**GIVEN REQUEST:**
In the listing below, locate the lines that hold the string "stories". Copy those lines.

**PROVIDED ENTRIES:**
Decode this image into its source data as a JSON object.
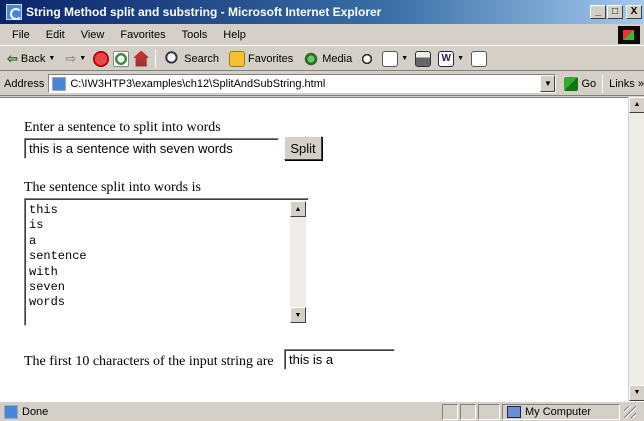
{
  "window": {
    "title": "String Method split and substring - Microsoft Internet Explorer",
    "controls": {
      "minimize": "_",
      "maximize": "□",
      "close": "X"
    }
  },
  "menubar": {
    "items": [
      "File",
      "Edit",
      "View",
      "Favorites",
      "Tools",
      "Help"
    ]
  },
  "toolbar": {
    "back_label": "Back",
    "search_label": "Search",
    "favorites_label": "Favorites",
    "media_label": "Media",
    "icons": [
      "back-arrow-icon",
      "forward-arrow-icon",
      "stop-icon",
      "refresh-icon",
      "home-icon",
      "search-icon",
      "favorites-icon",
      "media-icon",
      "history-icon",
      "mail-icon",
      "print-icon",
      "word-icon",
      "edit-icon"
    ]
  },
  "address": {
    "label": "Address",
    "url": "C:\\IW3HTP3\\examples\\ch12\\SplitAndSubString.html",
    "go_label": "Go",
    "links_label": "Links"
  },
  "page": {
    "prompt_text": "Enter a sentence to split into words",
    "input_value": "this is a sentence with seven words",
    "split_button": "Split",
    "result_label": "The sentence split into words is",
    "words": [
      "this",
      "is",
      "a",
      "sentence",
      "with",
      "seven",
      "words"
    ],
    "first_chars_label": "The first 10 characters of the input string are",
    "first_chars_value": "this is a"
  },
  "statusbar": {
    "status_text": "Done",
    "zone_text": "My Computer"
  }
}
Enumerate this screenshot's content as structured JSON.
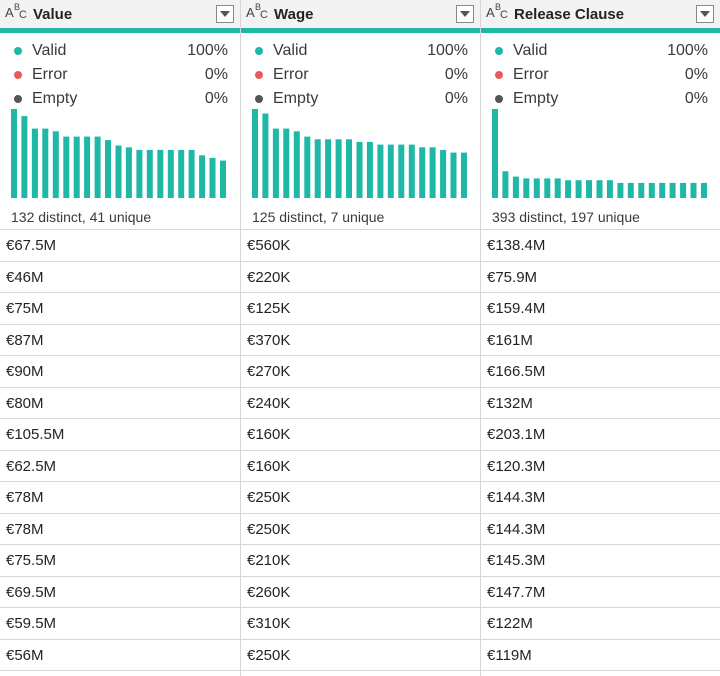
{
  "colors": {
    "accent": "#1fb7a6",
    "valid": "#1fb7a6",
    "error": "#e85b5b",
    "empty": "#555555"
  },
  "columns": [
    {
      "name": "Value",
      "type_icon": "abc-type-icon",
      "stats": {
        "valid_label": "Valid",
        "valid_pct": "100%",
        "error_label": "Error",
        "error_pct": "0%",
        "empty_label": "Empty",
        "empty_pct": "0%"
      },
      "histogram": [
        1.0,
        0.92,
        0.78,
        0.78,
        0.75,
        0.69,
        0.69,
        0.69,
        0.69,
        0.65,
        0.59,
        0.57,
        0.54,
        0.54,
        0.54,
        0.54,
        0.54,
        0.54,
        0.48,
        0.45,
        0.42
      ],
      "summary": "132 distinct, 41 unique",
      "rows": [
        "€67.5M",
        "€46M",
        "€75M",
        "€87M",
        "€90M",
        "€80M",
        "€105.5M",
        "€62.5M",
        "€78M",
        "€78M",
        "€75.5M",
        "€69.5M",
        "€59.5M",
        "€56M"
      ]
    },
    {
      "name": "Wage",
      "type_icon": "abc-type-icon",
      "stats": {
        "valid_label": "Valid",
        "valid_pct": "100%",
        "error_label": "Error",
        "error_pct": "0%",
        "empty_label": "Empty",
        "empty_pct": "0%"
      },
      "histogram": [
        1.0,
        0.95,
        0.78,
        0.78,
        0.75,
        0.69,
        0.66,
        0.66,
        0.66,
        0.66,
        0.63,
        0.63,
        0.6,
        0.6,
        0.6,
        0.6,
        0.57,
        0.57,
        0.54,
        0.51,
        0.51
      ],
      "summary": "125 distinct, 7 unique",
      "rows": [
        "€560K",
        "€220K",
        "€125K",
        "€370K",
        "€270K",
        "€240K",
        "€160K",
        "€160K",
        "€250K",
        "€250K",
        "€210K",
        "€260K",
        "€310K",
        "€250K"
      ]
    },
    {
      "name": "Release Clause",
      "type_icon": "abc-type-icon",
      "stats": {
        "valid_label": "Valid",
        "valid_pct": "100%",
        "error_label": "Error",
        "error_pct": "0%",
        "empty_label": "Empty",
        "empty_pct": "0%"
      },
      "histogram": [
        1.0,
        0.3,
        0.24,
        0.22,
        0.22,
        0.22,
        0.22,
        0.2,
        0.2,
        0.2,
        0.2,
        0.2,
        0.17,
        0.17,
        0.17,
        0.17,
        0.17,
        0.17,
        0.17,
        0.17,
        0.17
      ],
      "summary": "393 distinct, 197 unique",
      "rows": [
        "€138.4M",
        "€75.9M",
        "€159.4M",
        "€161M",
        "€166.5M",
        "€132M",
        "€203.1M",
        "€120.3M",
        "€144.3M",
        "€144.3M",
        "€145.3M",
        "€147.7M",
        "€122M",
        "€119M"
      ]
    }
  ]
}
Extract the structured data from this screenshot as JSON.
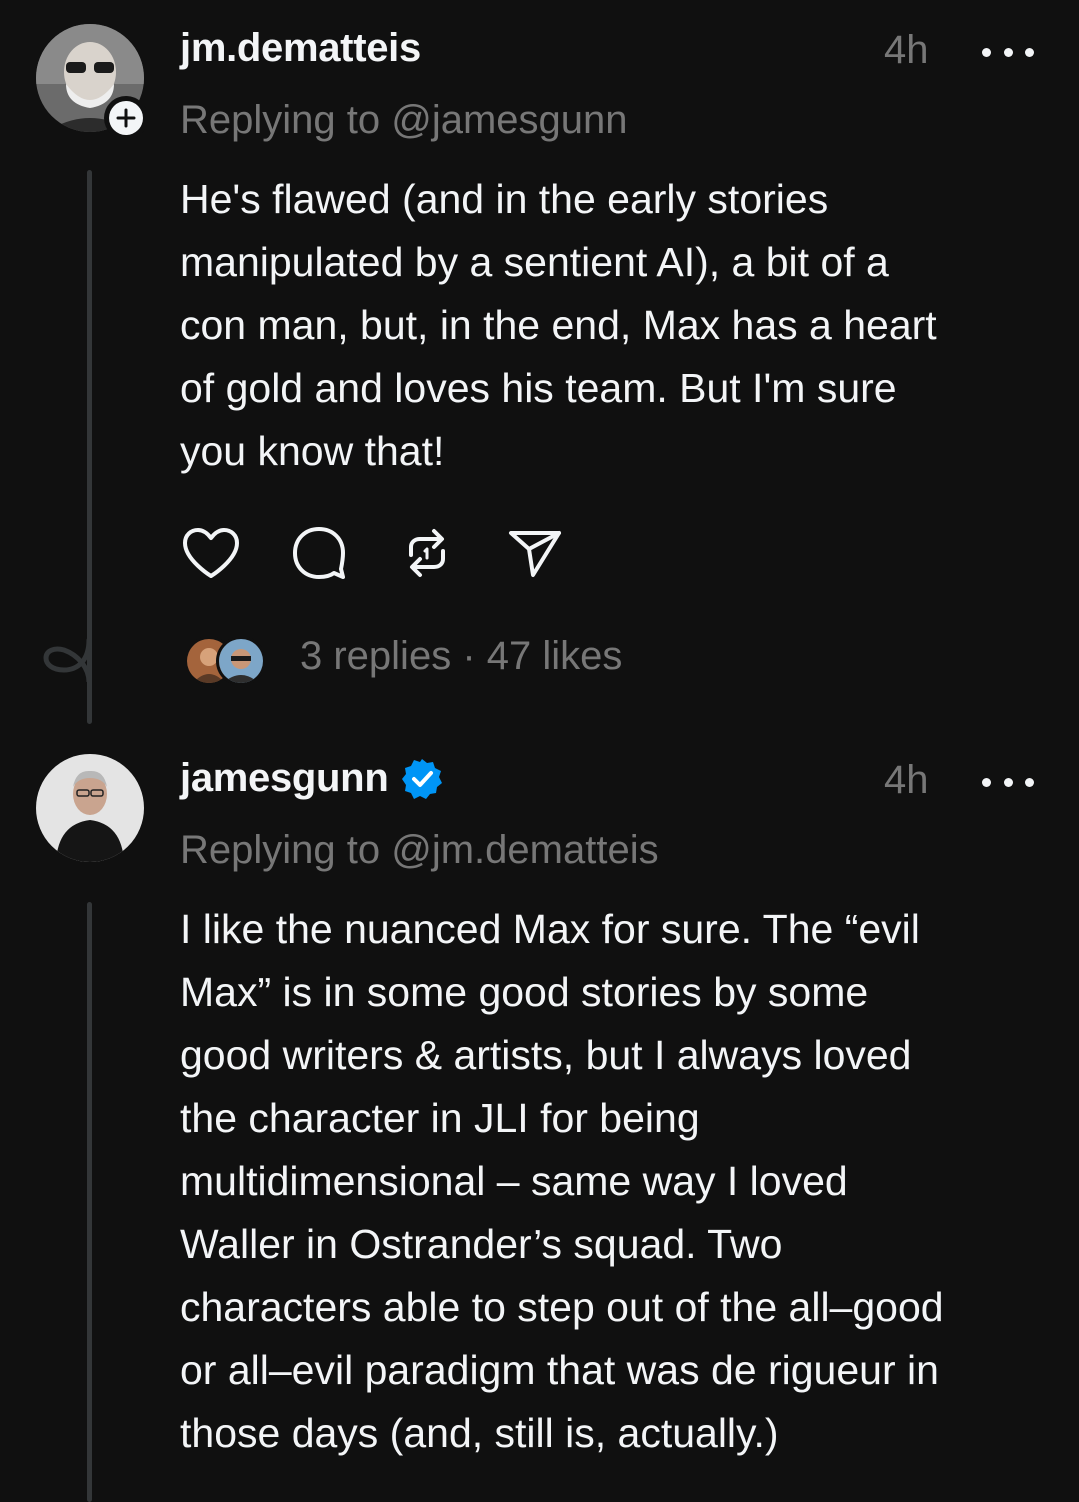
{
  "posts": [
    {
      "username": "jm.dematteis",
      "time": "4h",
      "reply_to": "Replying to @jamesgunn",
      "text": "He's flawed (and in the early stories\nmanipulated by a sentient AI), a bit of a\ncon man, but, in the end, Max has a heart\nof gold and loves his team.  But I'm sure\nyou know that!",
      "verified": false,
      "actions": [
        "heart-icon",
        "comment-icon",
        "repost-icon",
        "share-icon"
      ],
      "replies_count": "3 replies",
      "separator": "·",
      "likes_count": "47 likes"
    },
    {
      "username": "jamesgunn",
      "time": "4h",
      "reply_to": "Replying to @jm.dematteis",
      "text": "I like the nuanced Max for sure. The “evil\nMax” is in some good stories by some\ngood writers & artists, but I always loved\nthe character in JLI for being\nmultidimensional – same way I loved\nWaller in Ostrander’s squad. Two\ncharacters able to step out of the all–good\nor all–evil paradigm that was de rigueur in\nthose days (and, still is, actually.)",
      "verified": true
    }
  ],
  "colors": {
    "background": "#101010",
    "primary_text": "#f3f5f7",
    "secondary_text": "#777777",
    "verified_badge": "#0095f6",
    "thread_line": "#333638"
  }
}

**WRITTEN SOLUTION:**
      "text": "He's flawed (and in the early stories\nmanipulated by a sentient AI), a bit of a\ncon man, but, in the end, Max has a heart\nof gold and loves his team.  But I'm sure\nyou know that!",
      "text": "I like the nuanced Max for sure. The “evil\nMax” is in some good stories by some\ngood writers & artists, but I always loved\nthe character in JLI for being\nmultidimensional – same way I loved\nWaller in Ostrander’s squad. Two\ncharacters able to step out of the all–good\nor all–evil paradigm that was de rigueur in\nthose days (and, still is, actually.)",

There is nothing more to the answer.